Exercise description
Count the rows below that contain the string "bottom", treating uppercase and lowercase as different. Reply with the number only.

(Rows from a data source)
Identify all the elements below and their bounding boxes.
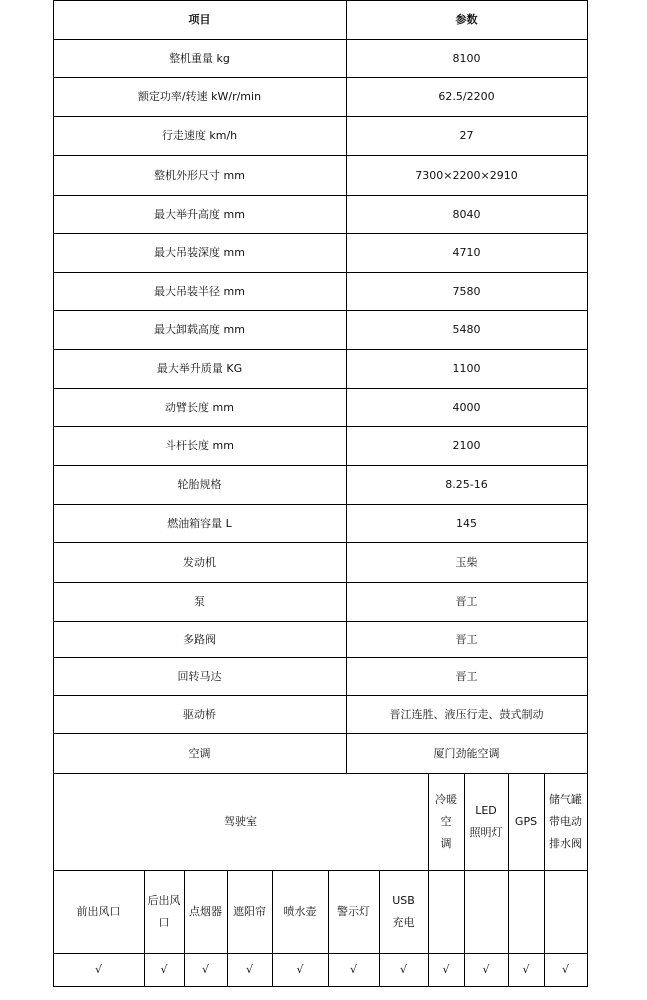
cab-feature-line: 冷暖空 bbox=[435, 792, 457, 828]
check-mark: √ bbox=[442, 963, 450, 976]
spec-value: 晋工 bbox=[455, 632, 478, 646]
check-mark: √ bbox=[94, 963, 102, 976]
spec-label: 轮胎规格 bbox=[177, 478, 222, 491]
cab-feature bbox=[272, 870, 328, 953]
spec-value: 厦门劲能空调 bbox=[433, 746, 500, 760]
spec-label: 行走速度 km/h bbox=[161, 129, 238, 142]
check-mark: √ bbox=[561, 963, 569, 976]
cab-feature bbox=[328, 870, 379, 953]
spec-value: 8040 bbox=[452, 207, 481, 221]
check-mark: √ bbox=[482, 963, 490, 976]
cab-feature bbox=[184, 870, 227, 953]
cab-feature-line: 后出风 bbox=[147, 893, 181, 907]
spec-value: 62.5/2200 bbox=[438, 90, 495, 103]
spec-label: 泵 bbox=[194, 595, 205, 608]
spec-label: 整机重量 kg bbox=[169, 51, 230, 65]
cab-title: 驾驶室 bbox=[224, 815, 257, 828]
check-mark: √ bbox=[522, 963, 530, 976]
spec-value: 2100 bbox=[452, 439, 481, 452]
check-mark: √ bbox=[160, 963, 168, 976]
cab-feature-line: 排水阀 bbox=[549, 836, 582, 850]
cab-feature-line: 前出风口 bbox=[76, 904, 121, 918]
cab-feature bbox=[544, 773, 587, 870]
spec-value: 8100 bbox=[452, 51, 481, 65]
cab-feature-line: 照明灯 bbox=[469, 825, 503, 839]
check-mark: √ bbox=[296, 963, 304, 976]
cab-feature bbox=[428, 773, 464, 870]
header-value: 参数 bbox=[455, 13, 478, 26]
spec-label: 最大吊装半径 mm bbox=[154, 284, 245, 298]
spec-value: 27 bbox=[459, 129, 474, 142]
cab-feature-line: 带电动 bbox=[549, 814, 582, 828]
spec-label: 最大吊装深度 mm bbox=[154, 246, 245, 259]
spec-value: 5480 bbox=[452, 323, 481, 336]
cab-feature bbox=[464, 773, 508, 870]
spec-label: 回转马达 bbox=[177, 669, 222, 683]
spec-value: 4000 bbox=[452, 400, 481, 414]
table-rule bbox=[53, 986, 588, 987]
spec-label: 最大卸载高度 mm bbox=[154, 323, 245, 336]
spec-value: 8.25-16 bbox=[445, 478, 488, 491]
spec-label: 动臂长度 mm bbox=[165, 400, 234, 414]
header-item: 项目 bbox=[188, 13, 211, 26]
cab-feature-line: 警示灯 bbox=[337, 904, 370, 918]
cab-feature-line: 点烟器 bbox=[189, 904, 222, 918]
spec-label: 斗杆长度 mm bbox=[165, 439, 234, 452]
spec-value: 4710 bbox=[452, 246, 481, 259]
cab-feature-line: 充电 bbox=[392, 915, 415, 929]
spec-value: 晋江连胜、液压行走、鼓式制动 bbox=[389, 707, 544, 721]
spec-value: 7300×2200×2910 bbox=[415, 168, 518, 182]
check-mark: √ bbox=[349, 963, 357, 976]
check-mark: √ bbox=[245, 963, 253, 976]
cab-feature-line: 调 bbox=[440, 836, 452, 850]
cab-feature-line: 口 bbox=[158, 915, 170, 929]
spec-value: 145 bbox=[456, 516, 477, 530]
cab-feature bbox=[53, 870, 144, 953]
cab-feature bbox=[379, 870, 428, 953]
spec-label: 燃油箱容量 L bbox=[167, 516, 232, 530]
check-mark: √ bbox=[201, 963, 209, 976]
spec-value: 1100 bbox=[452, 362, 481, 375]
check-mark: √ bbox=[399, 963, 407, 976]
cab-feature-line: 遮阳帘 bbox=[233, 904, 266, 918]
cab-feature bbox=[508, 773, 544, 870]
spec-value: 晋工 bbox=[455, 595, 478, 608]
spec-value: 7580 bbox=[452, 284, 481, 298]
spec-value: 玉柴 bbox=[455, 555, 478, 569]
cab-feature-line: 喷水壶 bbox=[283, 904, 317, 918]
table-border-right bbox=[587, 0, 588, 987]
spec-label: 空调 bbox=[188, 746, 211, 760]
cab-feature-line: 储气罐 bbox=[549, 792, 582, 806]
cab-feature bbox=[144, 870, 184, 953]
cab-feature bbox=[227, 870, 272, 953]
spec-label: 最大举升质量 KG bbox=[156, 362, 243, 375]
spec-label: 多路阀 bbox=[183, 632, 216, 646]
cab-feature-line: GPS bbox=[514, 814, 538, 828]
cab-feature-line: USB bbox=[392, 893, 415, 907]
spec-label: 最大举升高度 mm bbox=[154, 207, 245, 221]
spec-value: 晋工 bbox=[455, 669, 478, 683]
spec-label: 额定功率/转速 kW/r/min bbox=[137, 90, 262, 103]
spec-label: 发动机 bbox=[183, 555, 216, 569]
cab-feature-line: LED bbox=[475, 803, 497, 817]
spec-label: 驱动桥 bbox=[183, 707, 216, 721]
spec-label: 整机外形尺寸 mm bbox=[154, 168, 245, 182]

--

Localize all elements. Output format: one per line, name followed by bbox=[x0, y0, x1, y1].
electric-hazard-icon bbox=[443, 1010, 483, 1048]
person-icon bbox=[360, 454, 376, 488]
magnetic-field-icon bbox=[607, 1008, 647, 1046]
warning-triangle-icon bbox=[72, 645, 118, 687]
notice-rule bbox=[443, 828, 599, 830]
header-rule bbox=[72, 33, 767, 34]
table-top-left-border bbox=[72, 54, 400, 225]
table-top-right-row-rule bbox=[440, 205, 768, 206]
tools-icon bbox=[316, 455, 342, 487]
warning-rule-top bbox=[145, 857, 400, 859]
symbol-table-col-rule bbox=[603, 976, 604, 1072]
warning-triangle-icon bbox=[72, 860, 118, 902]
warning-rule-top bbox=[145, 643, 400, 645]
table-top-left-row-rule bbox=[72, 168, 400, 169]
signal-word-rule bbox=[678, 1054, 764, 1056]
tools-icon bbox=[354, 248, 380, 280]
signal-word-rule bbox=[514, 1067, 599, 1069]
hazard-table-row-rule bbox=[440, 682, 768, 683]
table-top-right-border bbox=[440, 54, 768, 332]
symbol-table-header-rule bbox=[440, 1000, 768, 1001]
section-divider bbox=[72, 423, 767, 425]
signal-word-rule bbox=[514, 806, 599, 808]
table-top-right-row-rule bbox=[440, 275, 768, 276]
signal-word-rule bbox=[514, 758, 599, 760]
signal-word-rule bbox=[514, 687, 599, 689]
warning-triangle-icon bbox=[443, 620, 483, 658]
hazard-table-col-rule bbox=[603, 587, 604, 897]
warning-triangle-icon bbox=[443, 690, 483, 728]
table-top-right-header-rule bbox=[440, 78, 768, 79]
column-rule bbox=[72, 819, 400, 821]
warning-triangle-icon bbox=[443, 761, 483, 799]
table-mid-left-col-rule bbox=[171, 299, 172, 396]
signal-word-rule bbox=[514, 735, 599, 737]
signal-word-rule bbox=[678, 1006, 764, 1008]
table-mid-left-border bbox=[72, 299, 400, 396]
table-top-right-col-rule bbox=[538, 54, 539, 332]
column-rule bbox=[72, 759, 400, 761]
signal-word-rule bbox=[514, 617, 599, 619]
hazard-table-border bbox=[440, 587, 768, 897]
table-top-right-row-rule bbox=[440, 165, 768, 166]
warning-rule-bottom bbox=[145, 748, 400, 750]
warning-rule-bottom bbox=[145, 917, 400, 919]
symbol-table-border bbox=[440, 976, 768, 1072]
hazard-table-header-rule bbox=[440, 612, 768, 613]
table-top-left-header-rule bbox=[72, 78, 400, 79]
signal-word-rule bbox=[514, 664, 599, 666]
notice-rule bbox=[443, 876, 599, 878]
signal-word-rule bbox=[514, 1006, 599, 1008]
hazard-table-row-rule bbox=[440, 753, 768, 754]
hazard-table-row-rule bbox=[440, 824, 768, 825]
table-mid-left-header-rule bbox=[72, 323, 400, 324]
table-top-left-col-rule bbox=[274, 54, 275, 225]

Answer below
2